(Chart and figure data)
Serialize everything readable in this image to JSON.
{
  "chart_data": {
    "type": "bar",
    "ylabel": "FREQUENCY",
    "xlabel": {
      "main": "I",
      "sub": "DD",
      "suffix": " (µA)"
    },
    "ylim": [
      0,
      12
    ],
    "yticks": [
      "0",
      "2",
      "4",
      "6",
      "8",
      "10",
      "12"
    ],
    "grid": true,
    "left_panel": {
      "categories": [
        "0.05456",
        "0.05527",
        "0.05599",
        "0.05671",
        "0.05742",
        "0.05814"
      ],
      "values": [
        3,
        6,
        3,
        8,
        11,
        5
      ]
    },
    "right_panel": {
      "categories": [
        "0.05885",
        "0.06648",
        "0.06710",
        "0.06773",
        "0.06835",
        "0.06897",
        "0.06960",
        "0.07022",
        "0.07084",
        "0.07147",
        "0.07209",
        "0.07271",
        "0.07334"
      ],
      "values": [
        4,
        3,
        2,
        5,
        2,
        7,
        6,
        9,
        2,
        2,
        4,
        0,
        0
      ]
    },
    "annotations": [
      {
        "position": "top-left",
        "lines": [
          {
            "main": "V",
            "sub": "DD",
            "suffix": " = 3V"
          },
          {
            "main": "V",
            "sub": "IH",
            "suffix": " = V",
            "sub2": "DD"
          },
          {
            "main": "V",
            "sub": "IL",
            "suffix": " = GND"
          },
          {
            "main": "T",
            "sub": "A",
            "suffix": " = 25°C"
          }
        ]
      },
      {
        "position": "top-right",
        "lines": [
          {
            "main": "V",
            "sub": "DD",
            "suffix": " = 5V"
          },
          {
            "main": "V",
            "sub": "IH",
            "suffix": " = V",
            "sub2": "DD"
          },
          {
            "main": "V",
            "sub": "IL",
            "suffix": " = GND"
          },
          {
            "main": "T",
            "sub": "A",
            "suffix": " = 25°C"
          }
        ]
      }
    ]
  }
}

### Your task
Reply with one number only: how many lines of the listing hold "position"?

### Result for this task
2